-- Begin Material for the task --
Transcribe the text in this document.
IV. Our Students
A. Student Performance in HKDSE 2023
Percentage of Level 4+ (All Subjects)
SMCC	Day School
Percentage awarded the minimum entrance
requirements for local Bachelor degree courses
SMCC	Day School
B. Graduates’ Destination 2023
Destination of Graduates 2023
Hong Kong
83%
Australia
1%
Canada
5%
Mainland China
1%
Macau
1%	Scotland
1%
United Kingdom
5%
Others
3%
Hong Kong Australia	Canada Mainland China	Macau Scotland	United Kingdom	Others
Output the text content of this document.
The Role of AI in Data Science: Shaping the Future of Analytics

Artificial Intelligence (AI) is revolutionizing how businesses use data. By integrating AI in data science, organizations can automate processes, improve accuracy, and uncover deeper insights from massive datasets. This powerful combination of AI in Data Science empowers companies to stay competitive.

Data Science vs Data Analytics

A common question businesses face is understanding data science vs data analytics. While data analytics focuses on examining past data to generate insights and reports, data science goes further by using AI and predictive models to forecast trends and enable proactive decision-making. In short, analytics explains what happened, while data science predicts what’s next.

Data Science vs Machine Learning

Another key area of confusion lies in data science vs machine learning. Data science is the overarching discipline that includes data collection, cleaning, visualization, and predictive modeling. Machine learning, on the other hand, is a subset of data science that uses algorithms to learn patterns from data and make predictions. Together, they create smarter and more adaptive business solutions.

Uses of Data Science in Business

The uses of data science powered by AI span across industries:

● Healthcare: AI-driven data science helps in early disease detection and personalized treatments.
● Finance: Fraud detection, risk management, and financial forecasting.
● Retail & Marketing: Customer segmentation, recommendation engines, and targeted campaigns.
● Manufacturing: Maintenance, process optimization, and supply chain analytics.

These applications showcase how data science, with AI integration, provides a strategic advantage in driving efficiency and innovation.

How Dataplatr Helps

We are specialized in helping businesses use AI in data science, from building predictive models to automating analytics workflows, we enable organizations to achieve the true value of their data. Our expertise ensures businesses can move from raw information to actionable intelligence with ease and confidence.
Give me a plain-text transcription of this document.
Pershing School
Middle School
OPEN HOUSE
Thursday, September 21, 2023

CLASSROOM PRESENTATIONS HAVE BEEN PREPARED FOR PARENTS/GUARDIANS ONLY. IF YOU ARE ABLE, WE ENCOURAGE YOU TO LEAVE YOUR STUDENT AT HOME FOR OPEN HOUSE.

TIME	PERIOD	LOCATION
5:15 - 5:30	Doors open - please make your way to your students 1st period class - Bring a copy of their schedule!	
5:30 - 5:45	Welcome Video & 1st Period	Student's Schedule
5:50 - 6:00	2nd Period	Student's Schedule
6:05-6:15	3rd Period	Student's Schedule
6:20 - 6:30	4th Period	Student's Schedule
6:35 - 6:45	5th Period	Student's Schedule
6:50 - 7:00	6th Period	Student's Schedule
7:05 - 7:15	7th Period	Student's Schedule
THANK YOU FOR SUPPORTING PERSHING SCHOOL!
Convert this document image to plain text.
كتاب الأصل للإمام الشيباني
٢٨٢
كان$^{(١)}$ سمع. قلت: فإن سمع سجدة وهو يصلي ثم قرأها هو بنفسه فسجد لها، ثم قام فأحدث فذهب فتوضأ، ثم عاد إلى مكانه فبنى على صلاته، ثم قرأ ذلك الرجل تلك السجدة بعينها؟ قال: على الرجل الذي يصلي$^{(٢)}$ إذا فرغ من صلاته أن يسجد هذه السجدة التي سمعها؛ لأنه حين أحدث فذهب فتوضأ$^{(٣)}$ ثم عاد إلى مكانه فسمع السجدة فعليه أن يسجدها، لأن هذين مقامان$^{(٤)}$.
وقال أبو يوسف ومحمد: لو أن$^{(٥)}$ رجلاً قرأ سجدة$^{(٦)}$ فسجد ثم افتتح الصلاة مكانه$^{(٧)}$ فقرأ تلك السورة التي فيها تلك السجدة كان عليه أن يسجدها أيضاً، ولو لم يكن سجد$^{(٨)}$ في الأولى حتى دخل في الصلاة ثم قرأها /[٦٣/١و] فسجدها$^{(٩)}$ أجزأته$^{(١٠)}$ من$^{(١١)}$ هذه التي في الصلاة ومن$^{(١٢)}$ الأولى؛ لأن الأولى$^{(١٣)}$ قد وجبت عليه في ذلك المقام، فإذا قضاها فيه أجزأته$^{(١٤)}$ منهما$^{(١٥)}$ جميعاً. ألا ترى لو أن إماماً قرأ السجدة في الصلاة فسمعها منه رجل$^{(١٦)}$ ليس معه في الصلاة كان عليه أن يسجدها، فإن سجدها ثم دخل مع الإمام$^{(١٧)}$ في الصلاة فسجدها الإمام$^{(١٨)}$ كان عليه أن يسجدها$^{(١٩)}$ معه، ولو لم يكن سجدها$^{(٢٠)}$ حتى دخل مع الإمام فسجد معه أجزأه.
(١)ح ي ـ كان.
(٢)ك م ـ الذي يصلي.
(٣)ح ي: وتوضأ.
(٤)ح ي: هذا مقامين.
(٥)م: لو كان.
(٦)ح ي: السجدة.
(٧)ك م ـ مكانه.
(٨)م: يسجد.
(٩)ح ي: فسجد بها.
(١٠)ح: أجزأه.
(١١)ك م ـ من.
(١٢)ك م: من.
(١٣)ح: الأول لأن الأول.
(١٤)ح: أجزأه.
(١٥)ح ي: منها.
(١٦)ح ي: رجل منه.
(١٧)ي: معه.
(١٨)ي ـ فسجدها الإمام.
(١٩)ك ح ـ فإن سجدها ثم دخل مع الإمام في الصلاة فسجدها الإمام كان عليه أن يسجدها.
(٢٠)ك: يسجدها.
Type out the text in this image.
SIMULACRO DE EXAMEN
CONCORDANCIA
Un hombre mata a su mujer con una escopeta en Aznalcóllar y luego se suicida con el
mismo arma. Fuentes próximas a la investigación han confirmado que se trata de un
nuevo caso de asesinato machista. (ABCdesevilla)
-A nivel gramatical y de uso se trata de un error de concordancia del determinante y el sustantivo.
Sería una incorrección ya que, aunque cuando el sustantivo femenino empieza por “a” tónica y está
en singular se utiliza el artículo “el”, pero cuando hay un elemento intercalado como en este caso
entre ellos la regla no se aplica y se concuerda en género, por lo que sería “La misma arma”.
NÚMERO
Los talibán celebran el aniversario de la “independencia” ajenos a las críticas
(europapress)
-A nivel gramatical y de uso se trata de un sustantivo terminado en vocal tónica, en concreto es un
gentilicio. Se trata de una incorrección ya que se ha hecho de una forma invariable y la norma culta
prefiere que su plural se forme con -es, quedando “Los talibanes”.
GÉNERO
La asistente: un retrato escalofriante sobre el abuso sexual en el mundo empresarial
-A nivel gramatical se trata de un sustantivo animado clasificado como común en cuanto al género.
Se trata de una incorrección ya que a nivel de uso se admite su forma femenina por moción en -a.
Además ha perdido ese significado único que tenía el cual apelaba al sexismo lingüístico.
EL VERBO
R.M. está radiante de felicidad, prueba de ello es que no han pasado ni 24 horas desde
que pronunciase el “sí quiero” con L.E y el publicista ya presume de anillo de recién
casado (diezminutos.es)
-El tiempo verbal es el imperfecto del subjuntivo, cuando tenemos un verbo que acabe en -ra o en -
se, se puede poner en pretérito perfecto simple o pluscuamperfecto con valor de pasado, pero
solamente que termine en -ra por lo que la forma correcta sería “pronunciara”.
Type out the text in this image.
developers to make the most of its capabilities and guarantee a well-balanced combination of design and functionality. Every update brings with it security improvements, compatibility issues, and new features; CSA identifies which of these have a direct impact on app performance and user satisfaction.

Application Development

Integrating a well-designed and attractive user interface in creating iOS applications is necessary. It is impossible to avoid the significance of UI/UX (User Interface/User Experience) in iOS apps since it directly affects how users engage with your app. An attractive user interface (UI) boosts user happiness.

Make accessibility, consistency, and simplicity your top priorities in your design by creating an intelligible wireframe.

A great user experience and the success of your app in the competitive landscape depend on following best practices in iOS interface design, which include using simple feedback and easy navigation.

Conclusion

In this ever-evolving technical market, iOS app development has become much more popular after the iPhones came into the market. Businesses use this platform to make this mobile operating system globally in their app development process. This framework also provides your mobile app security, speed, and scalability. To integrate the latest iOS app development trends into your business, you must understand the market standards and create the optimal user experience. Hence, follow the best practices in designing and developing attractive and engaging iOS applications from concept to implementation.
-- End Material for the task --
Exercise objective:
From the entries above, extract each line containing "Scotland".

Result for this exercise:
1%	Scotland
Hong Kong Australia	Canada Mainland China	Macau Scotland	United Kingdom	Others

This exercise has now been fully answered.